WHAT THE TASK ASKS ▸ Transcribe the listing verbatim. Do not carry over any pictures.

DATASET ▸
•••

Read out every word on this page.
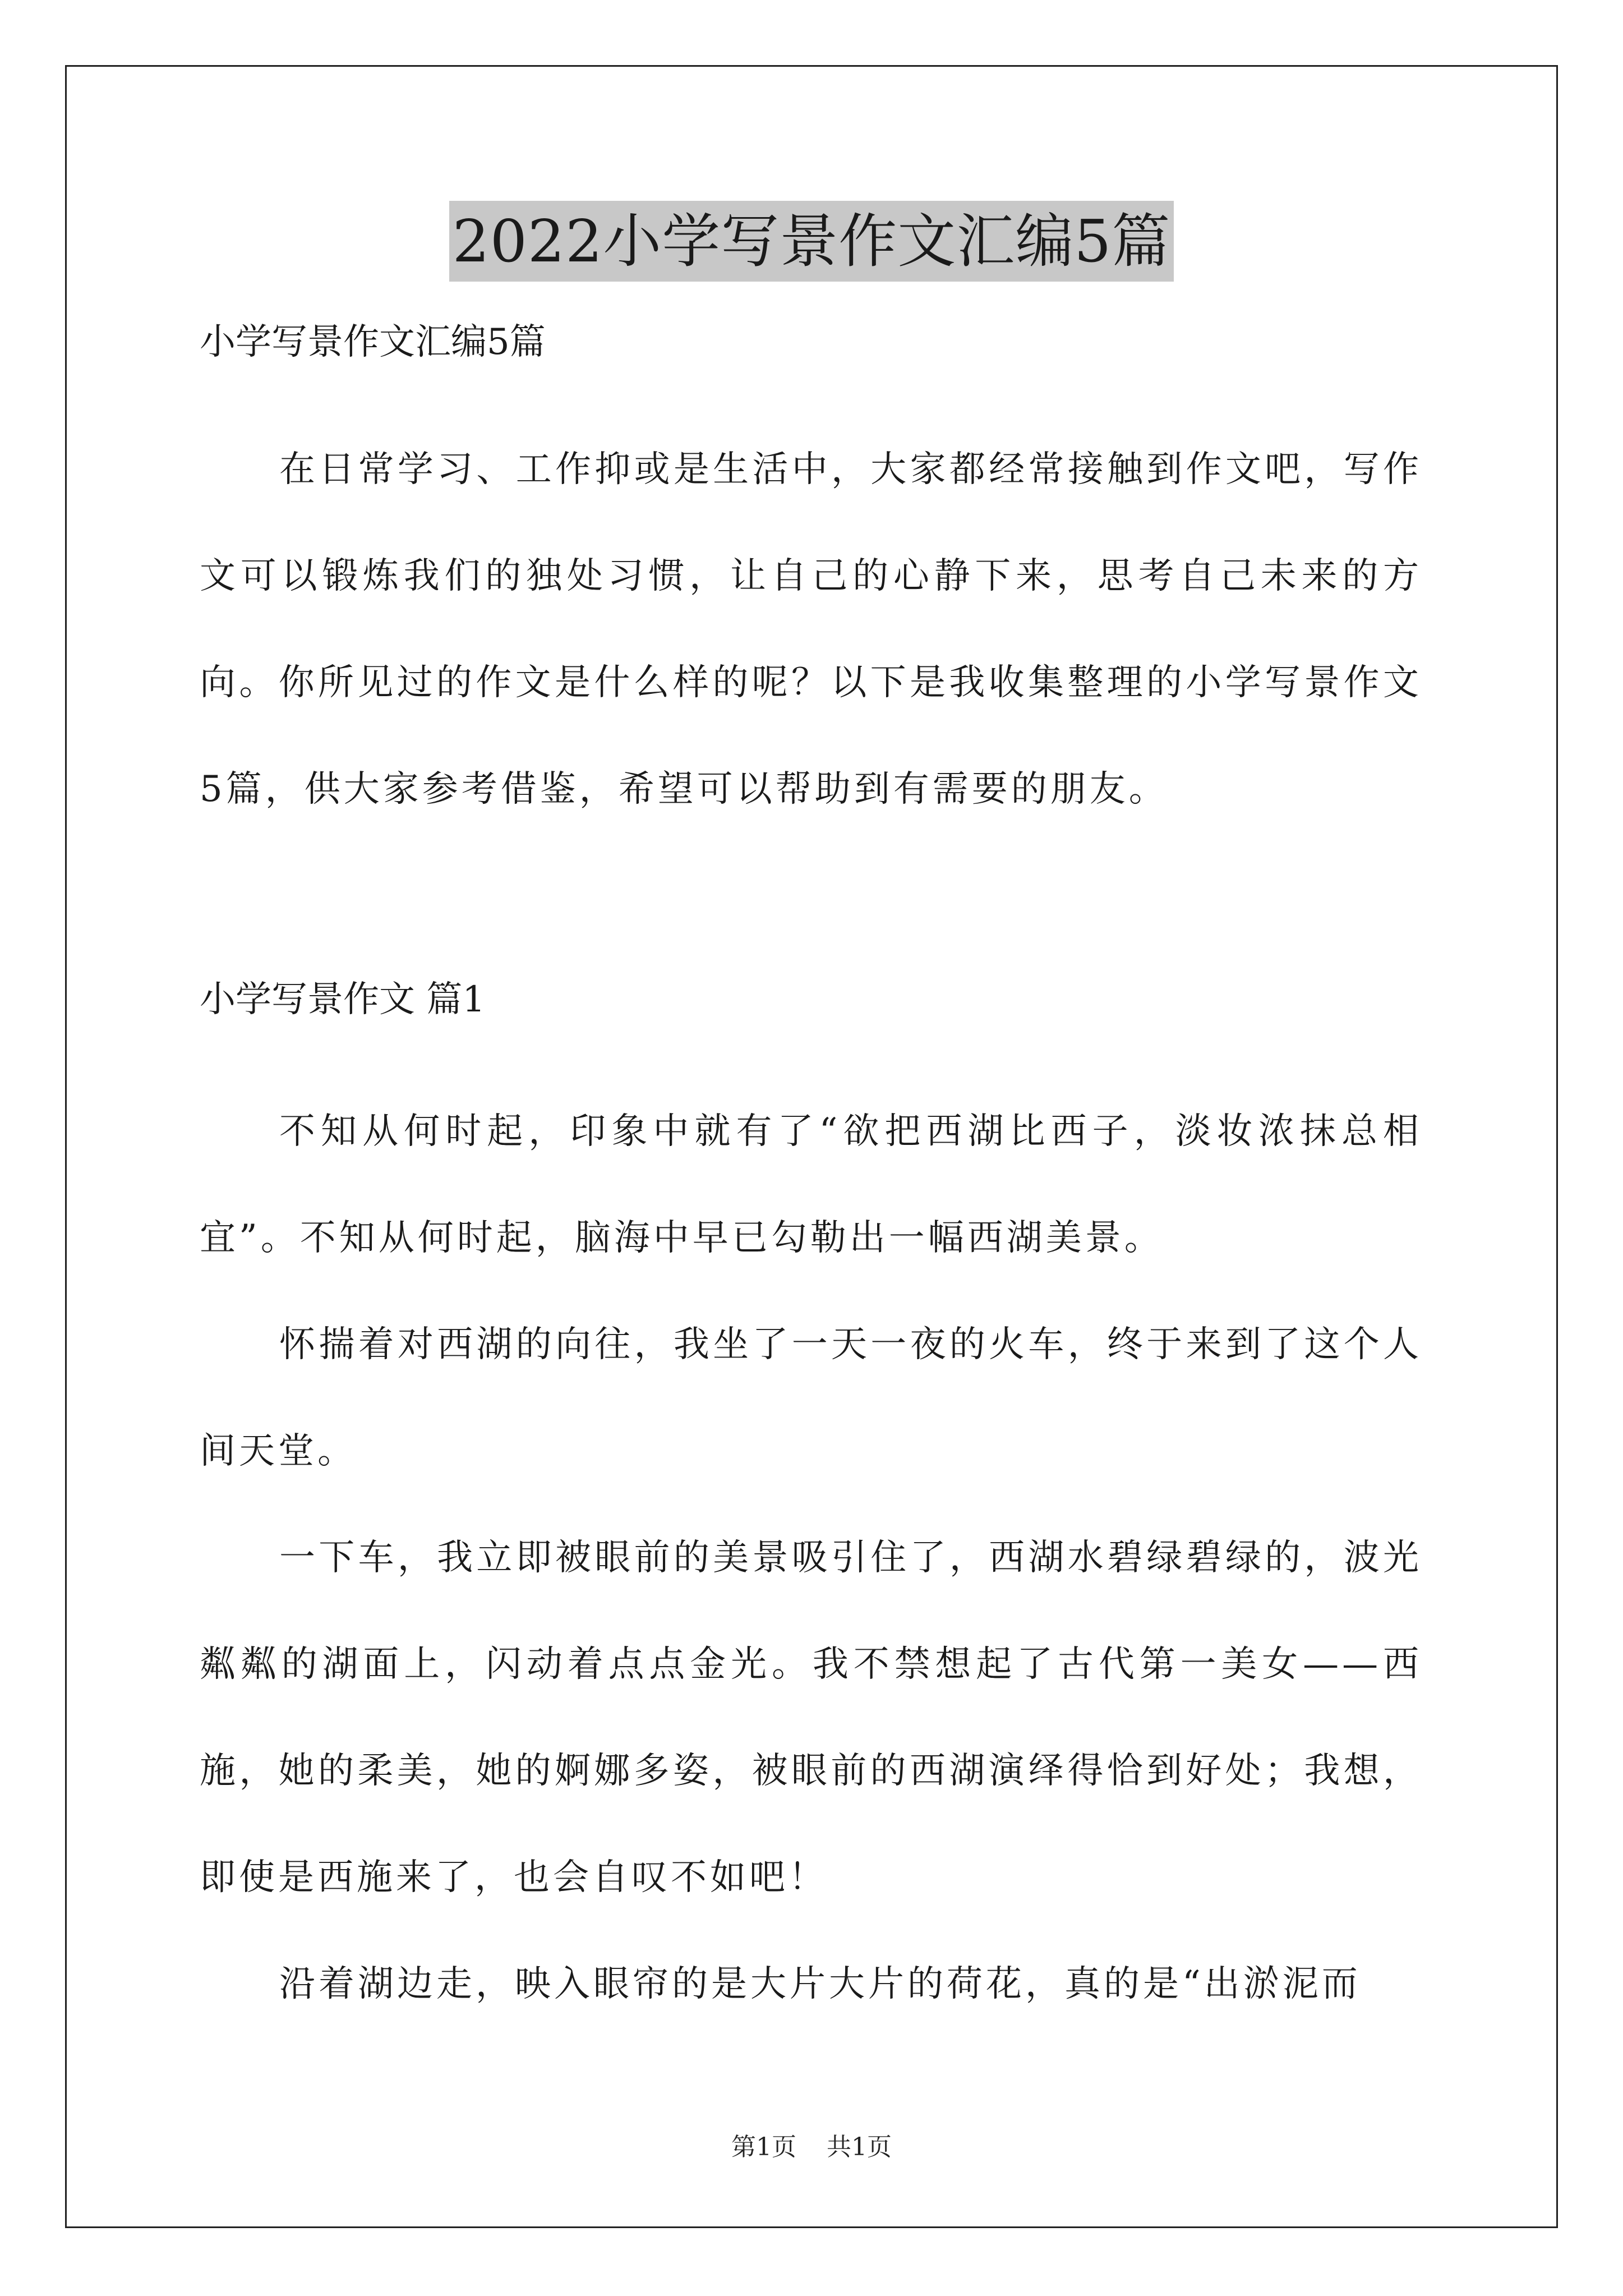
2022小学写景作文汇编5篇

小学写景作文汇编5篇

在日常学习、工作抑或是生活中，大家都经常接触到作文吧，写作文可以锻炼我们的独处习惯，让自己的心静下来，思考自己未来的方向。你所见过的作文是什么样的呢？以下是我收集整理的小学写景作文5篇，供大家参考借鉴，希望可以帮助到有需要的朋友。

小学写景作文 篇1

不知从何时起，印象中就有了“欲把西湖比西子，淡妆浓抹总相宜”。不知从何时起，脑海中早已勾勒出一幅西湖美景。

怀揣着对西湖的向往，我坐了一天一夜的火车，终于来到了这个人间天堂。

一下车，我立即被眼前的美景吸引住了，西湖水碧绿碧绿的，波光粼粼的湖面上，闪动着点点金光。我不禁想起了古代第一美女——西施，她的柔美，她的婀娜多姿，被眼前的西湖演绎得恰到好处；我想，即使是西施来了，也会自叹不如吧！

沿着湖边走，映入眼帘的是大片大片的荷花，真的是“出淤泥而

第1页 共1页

•••

SOLUTION TO THE PROBLEM ▸
Read out every word on this page.
2022小学写景作文汇编5篇

小学写景作文汇编5篇

在日常学习、工作抑或是生活中，大家都经常接触到作文吧，写作文可以锻炼我们的独处习惯，让自己的心静下来，思考自己未来的方向。你所见过的作文是什么样的呢？以下是我收集整理的小学写景作文5篇，供大家参考借鉴，希望可以帮助到有需要的朋友。

小学写景作文 篇1

不知从何时起，印象中就有了“欲把西湖比西子，淡妆浓抹总相宜”。不知从何时起，脑海中早已勾勒出一幅西湖美景。

怀揣着对西湖的向往，我坐了一天一夜的火车，终于来到了这个人间天堂。

一下车，我立即被眼前的美景吸引住了，西湖水碧绿碧绿的，波光粼粼的湖面上，闪动着点点金光。我不禁想起了古代第一美女——西施，她的柔美，她的婀娜多姿，被眼前的西湖演绎得恰到好处；我想，即使是西施来了，也会自叹不如吧！

沿着湖边走，映入眼帘的是大片大片的荷花，真的是“出淤泥而

第1页 共1页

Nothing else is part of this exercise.